From the listing below, extract every line containing "drug".

[Chart and figure data]
**********

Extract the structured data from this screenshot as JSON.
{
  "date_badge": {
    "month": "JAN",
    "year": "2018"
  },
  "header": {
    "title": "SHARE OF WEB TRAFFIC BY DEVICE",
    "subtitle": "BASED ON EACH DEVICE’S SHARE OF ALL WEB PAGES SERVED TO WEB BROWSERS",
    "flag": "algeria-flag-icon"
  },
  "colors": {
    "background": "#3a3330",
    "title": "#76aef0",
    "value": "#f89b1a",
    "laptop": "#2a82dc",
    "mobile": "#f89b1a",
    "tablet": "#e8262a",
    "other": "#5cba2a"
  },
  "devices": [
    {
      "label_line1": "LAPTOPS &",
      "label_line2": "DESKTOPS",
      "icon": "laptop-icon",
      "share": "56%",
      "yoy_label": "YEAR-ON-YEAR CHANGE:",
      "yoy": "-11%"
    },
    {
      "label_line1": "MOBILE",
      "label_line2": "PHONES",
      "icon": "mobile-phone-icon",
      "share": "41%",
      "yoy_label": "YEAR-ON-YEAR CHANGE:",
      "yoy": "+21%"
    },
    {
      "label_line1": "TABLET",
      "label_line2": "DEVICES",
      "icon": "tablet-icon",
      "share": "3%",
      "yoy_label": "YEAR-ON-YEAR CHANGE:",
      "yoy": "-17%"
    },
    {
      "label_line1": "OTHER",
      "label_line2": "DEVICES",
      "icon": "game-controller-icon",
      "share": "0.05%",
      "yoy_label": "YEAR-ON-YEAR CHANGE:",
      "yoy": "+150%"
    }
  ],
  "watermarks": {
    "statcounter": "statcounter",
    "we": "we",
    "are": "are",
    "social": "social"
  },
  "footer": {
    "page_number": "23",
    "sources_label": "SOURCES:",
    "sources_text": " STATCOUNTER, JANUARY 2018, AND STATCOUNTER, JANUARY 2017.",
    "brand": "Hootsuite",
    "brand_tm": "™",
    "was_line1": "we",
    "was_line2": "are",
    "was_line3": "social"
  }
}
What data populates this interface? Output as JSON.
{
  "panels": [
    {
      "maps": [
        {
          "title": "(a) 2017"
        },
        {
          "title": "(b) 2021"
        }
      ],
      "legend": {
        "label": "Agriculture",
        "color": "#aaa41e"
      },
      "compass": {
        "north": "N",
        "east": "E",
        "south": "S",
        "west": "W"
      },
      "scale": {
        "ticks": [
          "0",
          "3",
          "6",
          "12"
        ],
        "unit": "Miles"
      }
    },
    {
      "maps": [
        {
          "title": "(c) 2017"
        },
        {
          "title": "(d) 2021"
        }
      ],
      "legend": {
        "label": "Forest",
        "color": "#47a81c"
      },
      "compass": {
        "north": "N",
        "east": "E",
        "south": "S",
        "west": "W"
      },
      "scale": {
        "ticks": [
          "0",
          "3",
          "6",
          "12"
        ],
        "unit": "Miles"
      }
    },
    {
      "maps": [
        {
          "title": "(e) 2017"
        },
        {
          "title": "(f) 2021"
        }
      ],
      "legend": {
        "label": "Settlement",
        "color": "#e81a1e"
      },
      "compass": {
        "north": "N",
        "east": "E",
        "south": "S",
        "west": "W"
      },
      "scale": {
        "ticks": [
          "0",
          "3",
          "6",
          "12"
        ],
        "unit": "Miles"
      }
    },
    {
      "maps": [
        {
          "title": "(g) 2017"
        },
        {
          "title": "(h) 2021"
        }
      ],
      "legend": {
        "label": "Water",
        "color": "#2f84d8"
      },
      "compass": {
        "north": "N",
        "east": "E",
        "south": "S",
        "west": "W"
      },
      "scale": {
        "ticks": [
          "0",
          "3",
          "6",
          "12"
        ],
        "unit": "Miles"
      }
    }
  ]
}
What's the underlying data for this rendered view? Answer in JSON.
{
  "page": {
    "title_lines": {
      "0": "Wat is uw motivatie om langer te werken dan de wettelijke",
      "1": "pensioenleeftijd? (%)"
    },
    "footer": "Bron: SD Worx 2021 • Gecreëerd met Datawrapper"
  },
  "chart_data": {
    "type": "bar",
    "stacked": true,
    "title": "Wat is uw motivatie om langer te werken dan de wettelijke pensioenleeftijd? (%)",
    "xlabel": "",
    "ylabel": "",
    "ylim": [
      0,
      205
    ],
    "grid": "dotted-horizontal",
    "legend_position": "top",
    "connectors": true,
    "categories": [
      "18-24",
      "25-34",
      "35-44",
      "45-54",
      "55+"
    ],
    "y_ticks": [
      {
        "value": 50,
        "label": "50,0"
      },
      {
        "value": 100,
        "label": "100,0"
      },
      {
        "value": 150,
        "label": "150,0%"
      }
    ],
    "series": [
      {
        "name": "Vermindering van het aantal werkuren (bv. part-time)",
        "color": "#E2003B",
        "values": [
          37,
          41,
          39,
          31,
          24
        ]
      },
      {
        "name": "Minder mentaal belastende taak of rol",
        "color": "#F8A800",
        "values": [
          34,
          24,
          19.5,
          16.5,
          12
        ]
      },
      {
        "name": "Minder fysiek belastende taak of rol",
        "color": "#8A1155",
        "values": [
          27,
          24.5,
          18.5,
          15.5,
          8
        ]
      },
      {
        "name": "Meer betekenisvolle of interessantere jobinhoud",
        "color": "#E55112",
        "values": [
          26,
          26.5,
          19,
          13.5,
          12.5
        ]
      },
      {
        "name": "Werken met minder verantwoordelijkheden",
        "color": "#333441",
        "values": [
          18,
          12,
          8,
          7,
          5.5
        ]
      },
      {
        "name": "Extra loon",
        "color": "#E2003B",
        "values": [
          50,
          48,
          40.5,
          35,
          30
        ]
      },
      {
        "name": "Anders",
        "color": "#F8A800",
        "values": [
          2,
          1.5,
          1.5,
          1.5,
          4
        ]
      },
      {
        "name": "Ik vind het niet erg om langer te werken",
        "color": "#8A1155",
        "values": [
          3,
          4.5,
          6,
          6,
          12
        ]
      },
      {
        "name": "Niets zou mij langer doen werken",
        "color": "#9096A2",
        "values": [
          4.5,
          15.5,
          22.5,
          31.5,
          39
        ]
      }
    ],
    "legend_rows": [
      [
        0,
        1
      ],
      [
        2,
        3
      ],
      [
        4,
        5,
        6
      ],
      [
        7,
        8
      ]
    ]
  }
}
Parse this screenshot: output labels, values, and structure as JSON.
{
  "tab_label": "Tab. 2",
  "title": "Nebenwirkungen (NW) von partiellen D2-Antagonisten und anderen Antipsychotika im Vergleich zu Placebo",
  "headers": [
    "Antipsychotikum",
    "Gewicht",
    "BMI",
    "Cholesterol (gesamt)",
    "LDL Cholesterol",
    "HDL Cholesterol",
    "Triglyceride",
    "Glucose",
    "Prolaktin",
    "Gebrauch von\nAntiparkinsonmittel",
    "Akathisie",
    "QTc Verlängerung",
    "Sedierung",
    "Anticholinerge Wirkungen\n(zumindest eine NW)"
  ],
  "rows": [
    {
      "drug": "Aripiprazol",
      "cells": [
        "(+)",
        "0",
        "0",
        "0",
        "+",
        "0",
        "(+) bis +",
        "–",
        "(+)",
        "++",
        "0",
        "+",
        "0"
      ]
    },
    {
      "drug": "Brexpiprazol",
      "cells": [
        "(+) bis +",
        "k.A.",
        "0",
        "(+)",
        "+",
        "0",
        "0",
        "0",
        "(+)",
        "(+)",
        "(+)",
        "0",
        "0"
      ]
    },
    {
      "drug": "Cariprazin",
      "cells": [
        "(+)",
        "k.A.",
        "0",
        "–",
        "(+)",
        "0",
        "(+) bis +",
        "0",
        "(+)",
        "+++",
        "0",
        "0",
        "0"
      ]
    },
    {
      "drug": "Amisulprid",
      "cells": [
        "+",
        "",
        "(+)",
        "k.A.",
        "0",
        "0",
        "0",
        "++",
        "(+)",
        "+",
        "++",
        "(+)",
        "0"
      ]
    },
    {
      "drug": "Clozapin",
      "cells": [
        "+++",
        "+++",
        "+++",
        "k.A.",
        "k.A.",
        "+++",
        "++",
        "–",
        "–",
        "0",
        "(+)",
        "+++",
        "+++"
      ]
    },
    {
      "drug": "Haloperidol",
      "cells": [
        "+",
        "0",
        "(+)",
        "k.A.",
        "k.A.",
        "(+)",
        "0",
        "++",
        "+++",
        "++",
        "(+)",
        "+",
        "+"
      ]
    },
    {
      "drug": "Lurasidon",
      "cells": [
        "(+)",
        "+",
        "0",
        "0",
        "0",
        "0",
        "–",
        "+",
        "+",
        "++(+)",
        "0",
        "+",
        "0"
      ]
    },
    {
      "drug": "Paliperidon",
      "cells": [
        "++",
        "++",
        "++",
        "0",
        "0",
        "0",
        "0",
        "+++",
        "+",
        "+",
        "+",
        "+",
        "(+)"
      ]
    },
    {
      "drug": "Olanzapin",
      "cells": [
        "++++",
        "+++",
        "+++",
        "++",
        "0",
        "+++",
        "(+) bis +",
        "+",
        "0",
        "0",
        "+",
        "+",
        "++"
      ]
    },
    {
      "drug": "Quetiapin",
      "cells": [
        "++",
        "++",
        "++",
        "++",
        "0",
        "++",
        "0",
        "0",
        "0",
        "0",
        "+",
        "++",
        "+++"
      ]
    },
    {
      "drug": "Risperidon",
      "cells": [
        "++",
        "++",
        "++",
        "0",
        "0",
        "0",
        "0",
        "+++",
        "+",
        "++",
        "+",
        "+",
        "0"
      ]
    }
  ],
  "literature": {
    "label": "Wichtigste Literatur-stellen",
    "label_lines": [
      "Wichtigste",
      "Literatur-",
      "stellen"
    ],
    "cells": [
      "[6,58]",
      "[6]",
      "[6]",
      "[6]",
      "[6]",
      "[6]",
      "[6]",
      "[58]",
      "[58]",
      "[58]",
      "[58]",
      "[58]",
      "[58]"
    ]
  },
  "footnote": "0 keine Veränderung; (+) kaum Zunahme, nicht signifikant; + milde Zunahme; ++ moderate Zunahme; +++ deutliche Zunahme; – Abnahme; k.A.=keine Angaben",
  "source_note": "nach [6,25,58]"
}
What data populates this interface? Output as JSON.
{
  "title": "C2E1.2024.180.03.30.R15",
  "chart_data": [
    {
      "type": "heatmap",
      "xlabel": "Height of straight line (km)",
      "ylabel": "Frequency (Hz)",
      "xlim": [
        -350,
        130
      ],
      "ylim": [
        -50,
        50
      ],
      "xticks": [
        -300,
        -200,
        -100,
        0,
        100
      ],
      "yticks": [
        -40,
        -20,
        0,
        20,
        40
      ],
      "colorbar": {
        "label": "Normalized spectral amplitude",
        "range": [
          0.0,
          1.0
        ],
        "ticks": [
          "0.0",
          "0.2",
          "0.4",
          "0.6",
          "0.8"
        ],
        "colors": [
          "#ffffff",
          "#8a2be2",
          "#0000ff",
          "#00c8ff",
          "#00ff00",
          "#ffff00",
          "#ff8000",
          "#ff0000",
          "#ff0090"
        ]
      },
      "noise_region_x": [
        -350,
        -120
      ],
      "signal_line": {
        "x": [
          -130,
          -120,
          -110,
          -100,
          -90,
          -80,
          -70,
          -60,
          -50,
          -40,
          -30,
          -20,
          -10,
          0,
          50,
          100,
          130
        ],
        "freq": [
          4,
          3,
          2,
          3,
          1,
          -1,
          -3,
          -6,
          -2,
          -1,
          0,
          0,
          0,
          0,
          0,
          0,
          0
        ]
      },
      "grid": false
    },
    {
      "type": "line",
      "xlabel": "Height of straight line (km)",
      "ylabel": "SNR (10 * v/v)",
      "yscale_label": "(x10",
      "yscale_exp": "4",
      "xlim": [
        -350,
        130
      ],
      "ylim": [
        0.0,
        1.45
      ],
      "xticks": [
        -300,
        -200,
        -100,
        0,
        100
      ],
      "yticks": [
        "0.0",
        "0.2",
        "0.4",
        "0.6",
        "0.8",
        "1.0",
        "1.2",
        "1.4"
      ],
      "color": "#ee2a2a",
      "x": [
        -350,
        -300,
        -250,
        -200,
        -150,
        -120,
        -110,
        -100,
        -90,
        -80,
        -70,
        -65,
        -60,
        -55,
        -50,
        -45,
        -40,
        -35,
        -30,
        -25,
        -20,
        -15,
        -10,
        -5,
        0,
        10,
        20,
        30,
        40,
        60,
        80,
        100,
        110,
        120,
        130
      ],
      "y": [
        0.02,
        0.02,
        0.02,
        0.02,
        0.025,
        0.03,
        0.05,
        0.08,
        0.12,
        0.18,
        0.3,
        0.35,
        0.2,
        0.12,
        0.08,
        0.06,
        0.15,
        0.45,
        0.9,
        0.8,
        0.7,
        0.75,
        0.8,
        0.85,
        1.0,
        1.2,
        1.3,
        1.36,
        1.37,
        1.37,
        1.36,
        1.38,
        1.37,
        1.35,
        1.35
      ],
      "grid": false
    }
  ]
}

**********

● Task solution:
      "drug": "Aripiprazol",
      "drug": "Brexpiprazol",
      "drug": "Cariprazin",
      "drug": "Amisulprid",
      "drug": "Clozapin",
      "drug": "Haloperidol",
      "drug": "Lurasidon",
      "drug": "Paliperidon",
      "drug": "Olanzapin",
      "drug": "Quetiapin",
      "drug": "Risperidon",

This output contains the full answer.